## Begin

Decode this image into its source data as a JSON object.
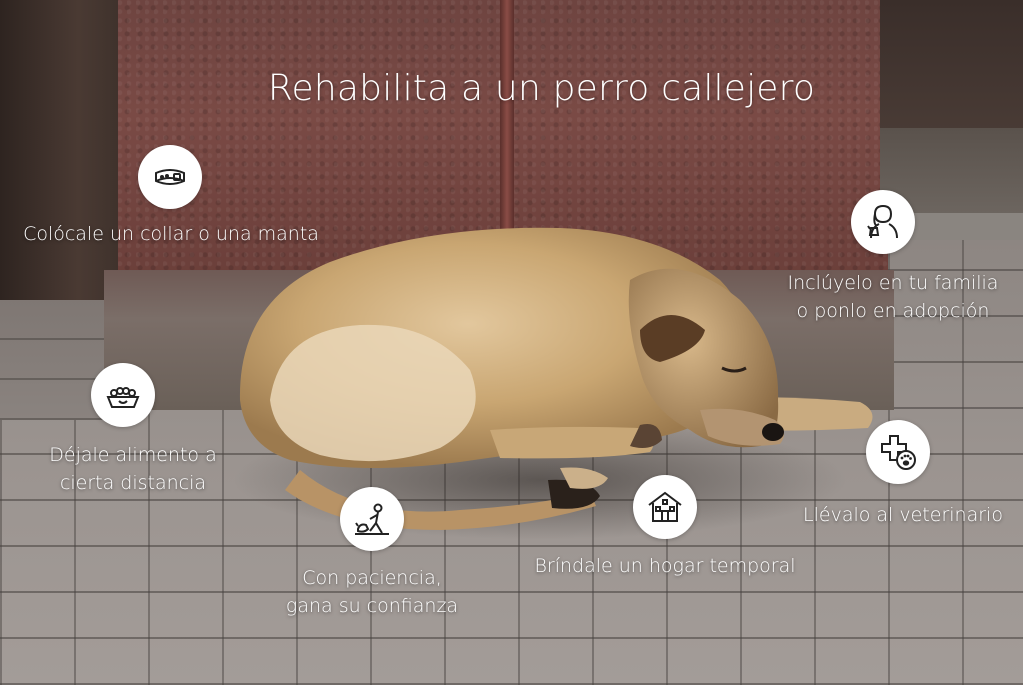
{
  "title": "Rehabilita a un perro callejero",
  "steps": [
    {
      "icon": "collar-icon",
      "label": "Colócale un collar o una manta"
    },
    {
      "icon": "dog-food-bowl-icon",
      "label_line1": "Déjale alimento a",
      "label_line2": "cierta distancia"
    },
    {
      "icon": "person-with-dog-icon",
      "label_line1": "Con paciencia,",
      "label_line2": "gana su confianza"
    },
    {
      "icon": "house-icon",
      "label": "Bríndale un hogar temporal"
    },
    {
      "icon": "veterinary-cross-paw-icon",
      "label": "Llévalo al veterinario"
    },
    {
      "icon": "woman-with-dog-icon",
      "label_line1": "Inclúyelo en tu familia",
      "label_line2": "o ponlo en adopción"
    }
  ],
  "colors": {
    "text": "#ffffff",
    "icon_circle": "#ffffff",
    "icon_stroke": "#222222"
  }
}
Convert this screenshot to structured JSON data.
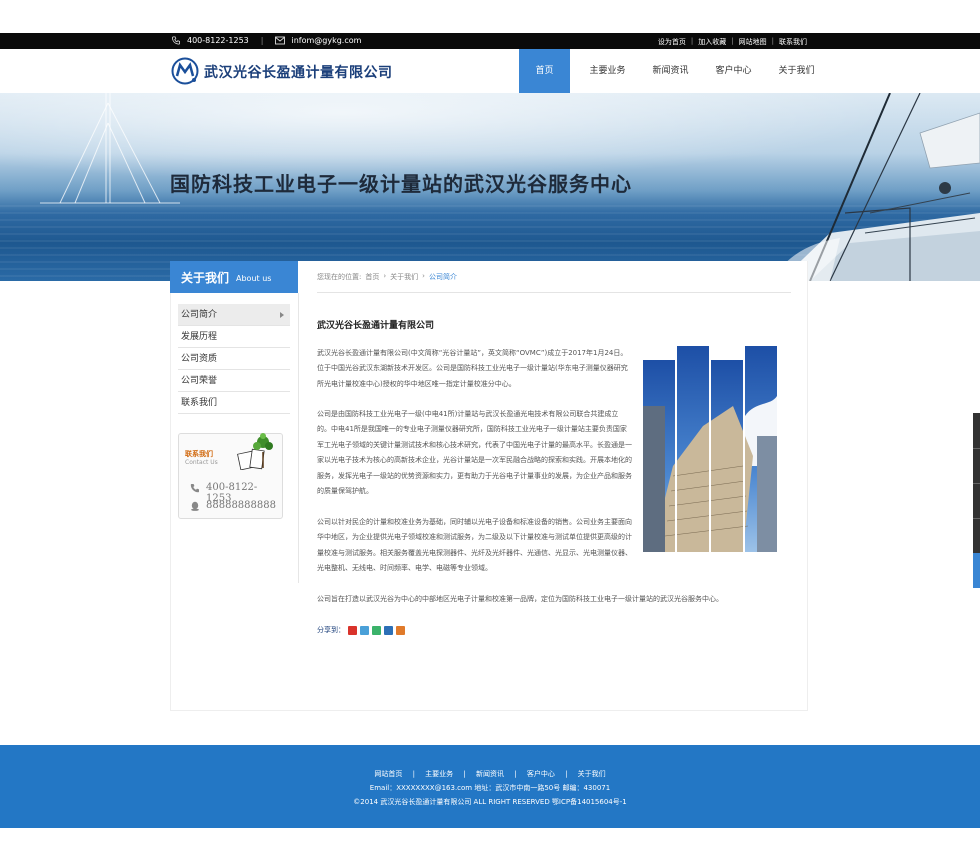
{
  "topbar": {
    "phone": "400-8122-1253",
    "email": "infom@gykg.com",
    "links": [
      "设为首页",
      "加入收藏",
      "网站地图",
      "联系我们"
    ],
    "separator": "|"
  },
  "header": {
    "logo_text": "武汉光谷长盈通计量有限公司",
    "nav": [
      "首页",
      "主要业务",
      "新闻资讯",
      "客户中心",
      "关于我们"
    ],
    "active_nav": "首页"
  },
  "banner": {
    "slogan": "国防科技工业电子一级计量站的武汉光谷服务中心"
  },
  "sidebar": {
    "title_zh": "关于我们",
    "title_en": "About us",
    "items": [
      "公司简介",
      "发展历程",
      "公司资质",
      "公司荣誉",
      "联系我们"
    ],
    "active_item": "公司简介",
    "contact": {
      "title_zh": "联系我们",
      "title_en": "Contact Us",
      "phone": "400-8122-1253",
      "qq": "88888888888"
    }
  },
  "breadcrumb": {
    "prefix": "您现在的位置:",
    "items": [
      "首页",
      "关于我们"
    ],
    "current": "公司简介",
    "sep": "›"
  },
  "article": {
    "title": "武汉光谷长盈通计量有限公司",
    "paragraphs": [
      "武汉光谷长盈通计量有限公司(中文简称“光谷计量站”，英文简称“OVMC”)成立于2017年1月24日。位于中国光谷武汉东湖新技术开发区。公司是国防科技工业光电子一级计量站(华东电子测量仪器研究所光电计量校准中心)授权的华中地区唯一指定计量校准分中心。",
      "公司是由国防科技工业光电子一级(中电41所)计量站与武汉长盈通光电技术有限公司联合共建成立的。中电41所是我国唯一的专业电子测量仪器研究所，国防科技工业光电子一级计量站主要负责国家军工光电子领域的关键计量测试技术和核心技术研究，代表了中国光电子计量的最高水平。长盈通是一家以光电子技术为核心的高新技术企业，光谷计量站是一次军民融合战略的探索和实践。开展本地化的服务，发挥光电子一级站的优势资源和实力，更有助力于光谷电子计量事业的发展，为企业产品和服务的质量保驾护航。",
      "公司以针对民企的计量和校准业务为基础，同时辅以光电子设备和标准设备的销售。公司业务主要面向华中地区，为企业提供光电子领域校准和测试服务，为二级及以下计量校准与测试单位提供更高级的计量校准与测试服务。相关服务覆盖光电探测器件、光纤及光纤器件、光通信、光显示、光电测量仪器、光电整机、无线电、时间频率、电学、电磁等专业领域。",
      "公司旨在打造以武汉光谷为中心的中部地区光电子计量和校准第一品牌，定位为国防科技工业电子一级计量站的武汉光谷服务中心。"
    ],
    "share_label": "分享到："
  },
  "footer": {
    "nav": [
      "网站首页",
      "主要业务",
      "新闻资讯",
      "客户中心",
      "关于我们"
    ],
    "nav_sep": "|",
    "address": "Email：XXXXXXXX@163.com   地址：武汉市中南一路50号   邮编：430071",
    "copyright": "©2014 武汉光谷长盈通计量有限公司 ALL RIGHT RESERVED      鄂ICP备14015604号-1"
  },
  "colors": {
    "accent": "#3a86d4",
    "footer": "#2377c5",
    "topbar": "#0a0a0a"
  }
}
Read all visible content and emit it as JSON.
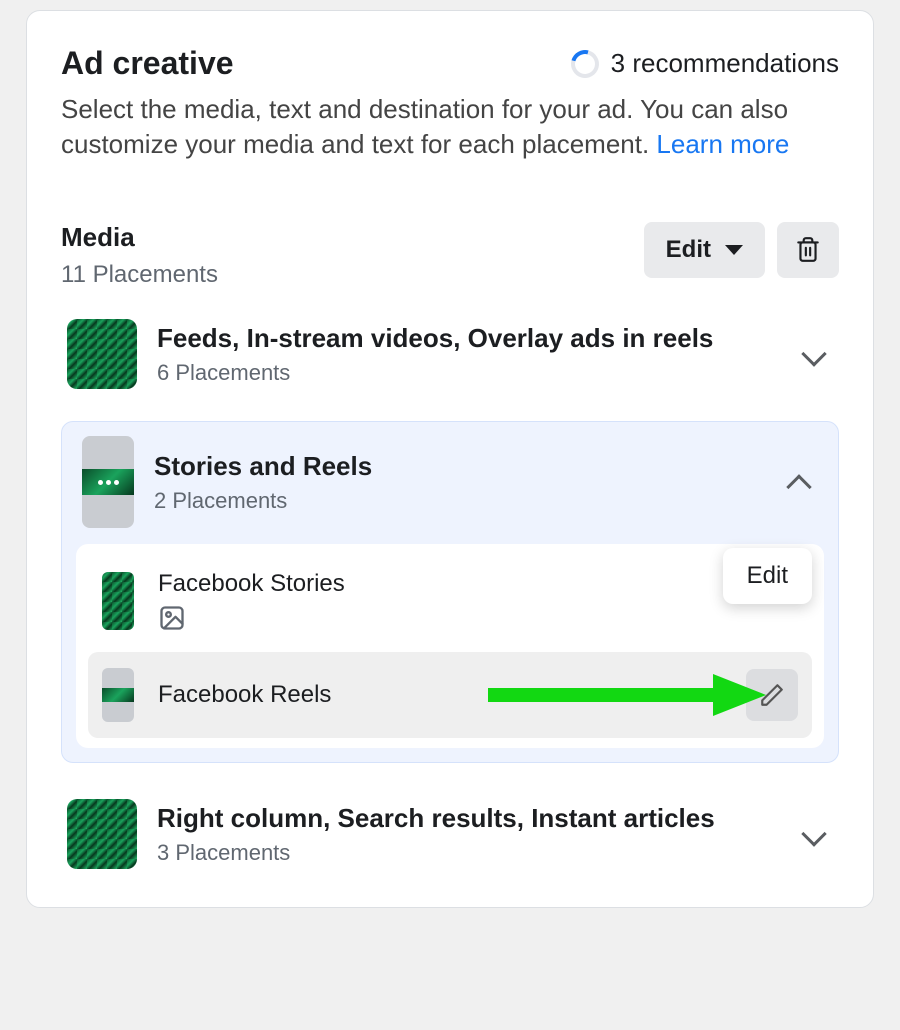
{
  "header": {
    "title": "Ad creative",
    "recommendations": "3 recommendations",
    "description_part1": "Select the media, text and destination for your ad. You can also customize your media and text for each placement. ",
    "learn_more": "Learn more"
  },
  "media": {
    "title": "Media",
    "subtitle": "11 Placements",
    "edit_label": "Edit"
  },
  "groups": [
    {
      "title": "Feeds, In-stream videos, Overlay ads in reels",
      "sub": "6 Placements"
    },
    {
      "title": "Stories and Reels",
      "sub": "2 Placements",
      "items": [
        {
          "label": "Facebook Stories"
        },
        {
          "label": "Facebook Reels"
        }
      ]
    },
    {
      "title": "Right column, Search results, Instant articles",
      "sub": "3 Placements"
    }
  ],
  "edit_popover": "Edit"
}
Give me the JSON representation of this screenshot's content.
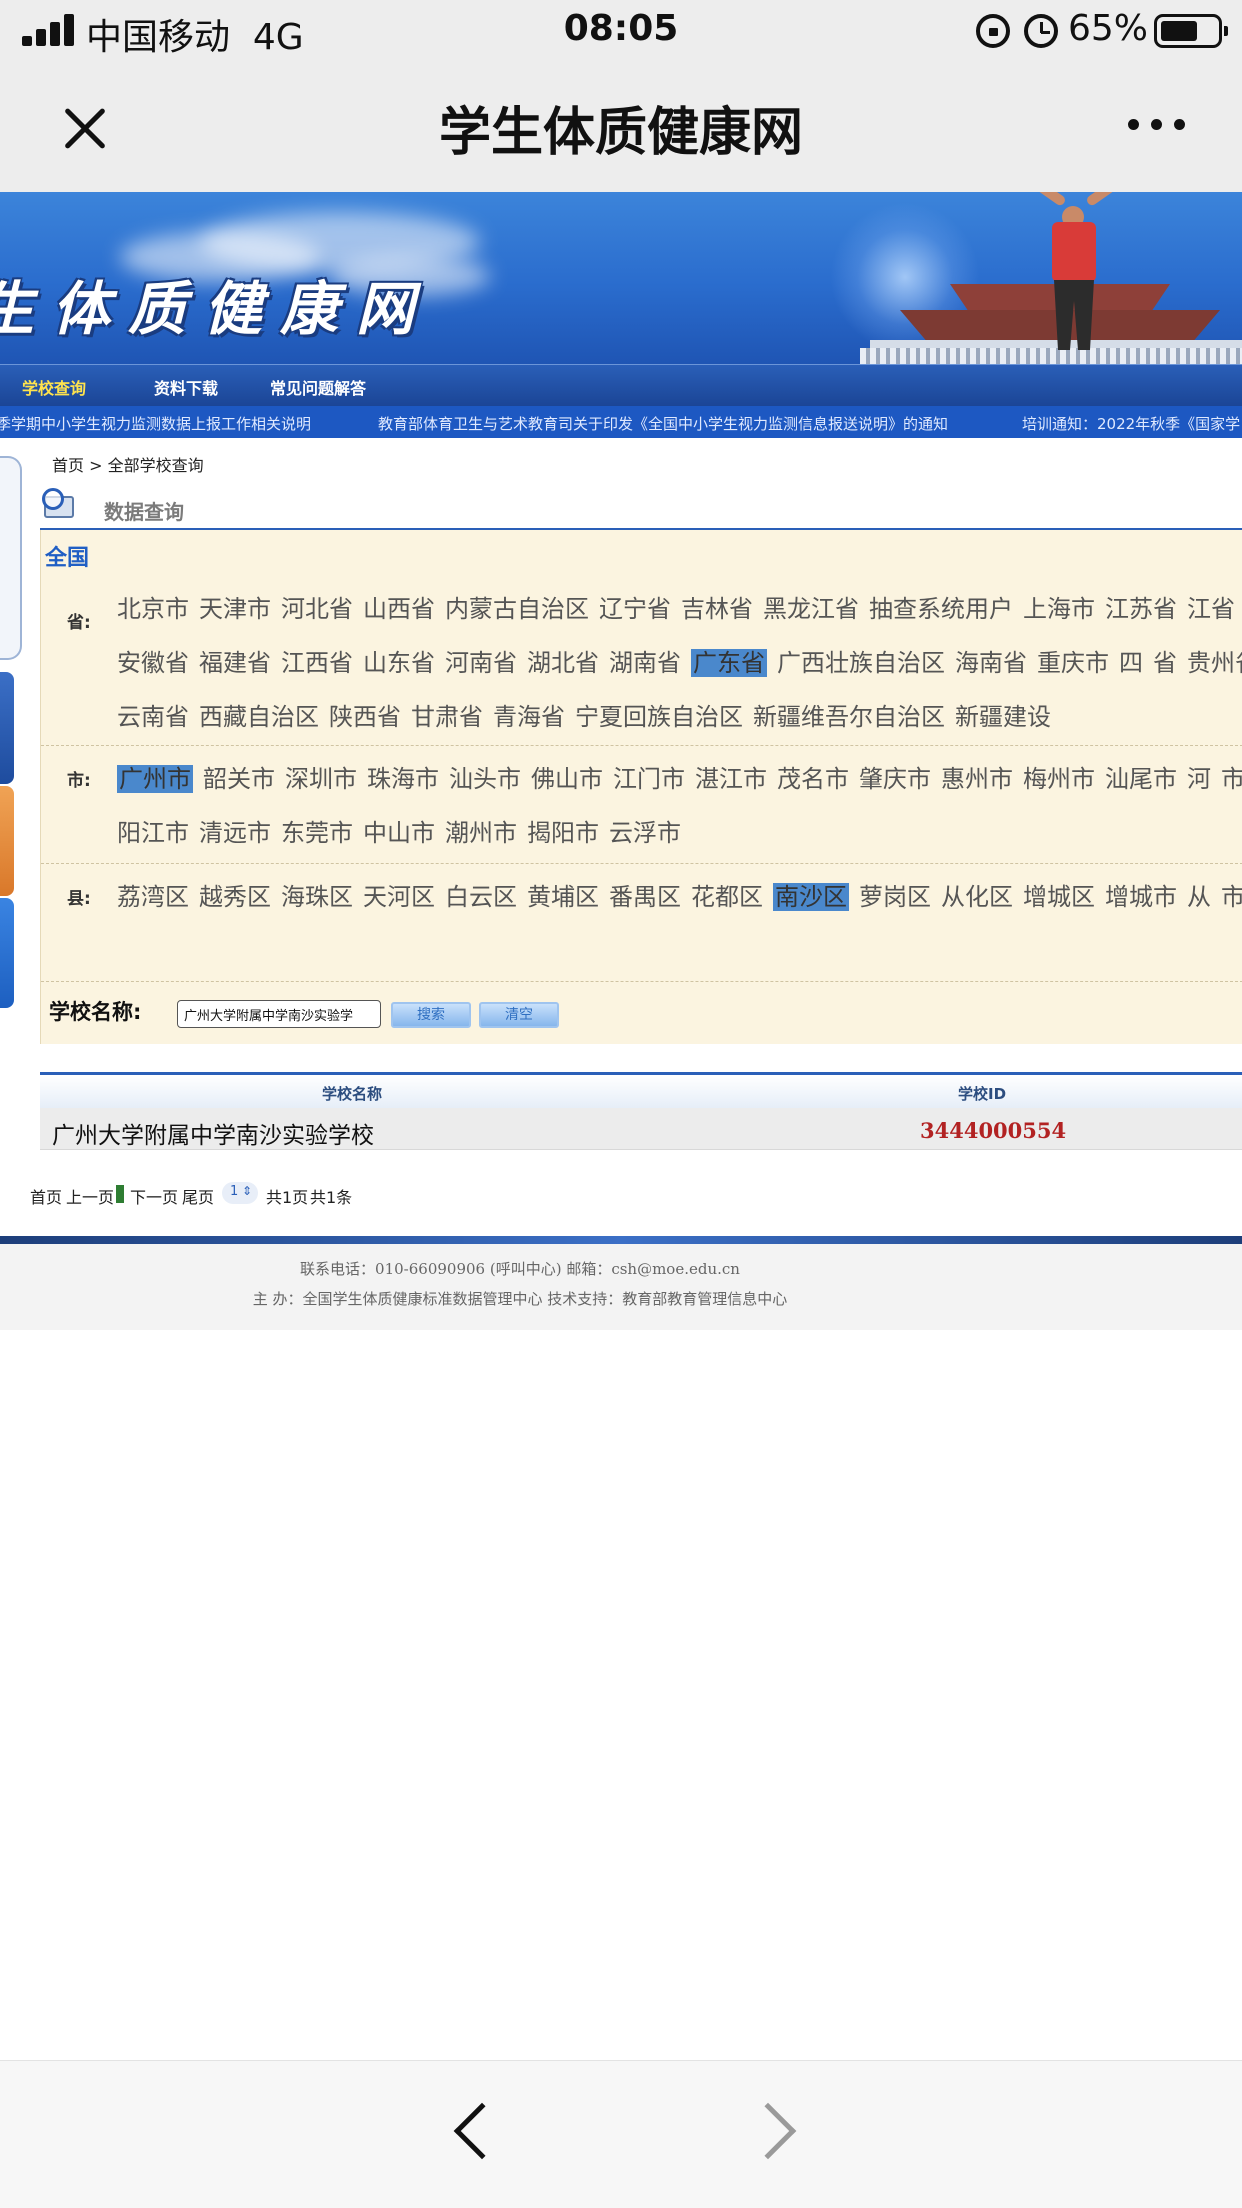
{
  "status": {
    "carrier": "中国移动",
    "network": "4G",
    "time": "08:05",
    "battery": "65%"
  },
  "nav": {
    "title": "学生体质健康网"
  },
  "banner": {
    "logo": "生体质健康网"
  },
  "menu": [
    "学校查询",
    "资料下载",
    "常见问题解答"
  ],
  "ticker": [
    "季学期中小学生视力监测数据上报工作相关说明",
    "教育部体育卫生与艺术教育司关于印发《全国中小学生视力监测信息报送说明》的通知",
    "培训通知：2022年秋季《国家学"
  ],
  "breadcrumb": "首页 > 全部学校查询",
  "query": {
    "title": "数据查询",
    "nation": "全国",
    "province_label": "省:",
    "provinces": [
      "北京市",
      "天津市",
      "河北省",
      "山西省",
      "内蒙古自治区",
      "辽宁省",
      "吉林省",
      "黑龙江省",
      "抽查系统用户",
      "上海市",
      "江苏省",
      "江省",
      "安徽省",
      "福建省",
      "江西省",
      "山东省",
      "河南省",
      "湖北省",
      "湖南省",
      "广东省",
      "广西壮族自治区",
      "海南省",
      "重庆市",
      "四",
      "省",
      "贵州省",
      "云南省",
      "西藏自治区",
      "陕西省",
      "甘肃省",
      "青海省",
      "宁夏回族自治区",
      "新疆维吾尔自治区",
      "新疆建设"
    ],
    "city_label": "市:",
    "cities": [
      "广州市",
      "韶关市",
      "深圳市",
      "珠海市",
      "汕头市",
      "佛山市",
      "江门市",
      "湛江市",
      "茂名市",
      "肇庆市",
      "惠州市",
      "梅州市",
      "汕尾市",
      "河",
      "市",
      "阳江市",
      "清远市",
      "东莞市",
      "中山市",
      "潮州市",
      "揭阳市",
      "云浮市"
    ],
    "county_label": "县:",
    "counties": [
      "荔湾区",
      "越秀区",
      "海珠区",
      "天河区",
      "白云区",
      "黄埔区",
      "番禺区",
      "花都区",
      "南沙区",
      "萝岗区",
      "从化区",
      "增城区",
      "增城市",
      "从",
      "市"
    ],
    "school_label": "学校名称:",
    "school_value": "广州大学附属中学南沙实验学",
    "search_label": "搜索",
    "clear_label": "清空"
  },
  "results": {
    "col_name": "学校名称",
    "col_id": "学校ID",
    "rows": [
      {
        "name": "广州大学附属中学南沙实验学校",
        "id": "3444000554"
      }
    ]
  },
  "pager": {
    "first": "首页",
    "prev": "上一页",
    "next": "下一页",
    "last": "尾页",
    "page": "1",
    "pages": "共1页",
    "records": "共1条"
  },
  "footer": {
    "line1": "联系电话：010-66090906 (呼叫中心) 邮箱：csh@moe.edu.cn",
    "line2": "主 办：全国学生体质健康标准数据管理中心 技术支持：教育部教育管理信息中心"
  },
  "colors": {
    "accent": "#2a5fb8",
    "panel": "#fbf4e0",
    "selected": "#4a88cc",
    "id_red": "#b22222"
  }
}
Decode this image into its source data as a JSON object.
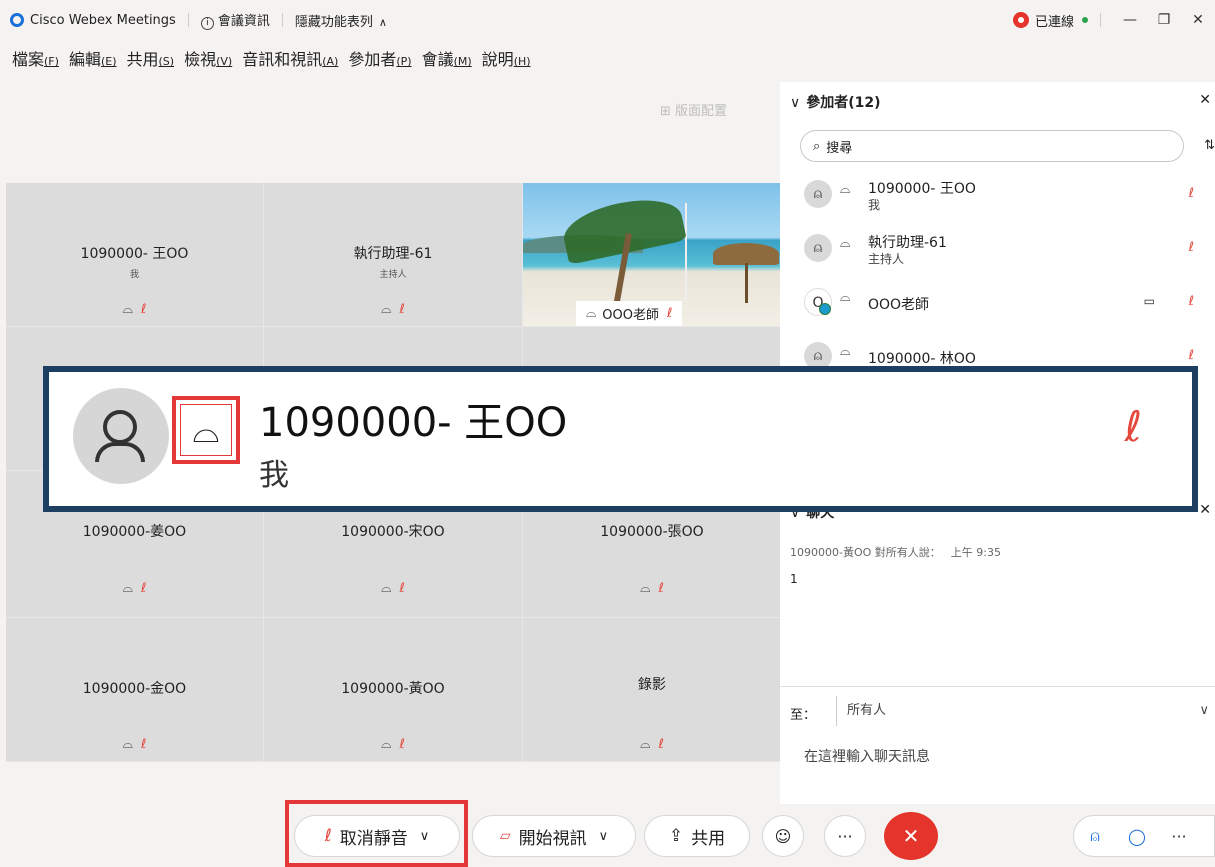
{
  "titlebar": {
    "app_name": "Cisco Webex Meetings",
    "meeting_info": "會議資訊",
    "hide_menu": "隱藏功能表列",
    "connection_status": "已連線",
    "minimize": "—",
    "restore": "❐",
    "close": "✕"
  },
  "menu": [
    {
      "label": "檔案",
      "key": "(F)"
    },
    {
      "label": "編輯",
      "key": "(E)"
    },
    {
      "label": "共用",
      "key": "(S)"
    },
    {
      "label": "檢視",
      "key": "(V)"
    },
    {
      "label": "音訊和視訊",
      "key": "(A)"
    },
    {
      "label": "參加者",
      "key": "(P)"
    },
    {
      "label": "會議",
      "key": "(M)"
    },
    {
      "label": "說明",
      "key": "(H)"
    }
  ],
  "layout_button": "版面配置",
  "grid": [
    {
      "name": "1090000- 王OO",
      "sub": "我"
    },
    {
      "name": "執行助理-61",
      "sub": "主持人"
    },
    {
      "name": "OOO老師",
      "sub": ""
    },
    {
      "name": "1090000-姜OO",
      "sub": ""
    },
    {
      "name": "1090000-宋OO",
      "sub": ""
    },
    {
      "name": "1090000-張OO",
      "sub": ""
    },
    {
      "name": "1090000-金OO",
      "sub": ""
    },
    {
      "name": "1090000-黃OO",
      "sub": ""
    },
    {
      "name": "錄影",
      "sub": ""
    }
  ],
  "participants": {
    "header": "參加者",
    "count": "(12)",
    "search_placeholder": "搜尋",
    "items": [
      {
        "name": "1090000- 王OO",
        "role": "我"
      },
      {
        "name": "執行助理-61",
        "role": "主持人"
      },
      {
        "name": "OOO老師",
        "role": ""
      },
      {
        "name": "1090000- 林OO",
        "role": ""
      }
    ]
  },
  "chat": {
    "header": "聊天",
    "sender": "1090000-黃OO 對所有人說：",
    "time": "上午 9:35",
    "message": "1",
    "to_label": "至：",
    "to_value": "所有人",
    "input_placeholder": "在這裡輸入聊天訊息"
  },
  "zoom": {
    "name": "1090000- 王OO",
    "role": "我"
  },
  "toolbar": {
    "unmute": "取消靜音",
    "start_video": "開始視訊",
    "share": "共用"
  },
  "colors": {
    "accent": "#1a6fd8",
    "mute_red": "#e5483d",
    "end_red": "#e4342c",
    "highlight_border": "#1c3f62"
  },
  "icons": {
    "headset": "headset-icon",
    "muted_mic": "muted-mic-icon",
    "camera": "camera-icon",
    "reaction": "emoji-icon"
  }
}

## End

* _EXERCISE INSTRUCTIONS_
Pull every line containing the word "Placements" out of the material and copy it.

* _ANSWER_
    "subtitle": "11 Placements",
      "sub": "6 Placements"
      "sub": "2 Placements",
      "sub": "3 Placements"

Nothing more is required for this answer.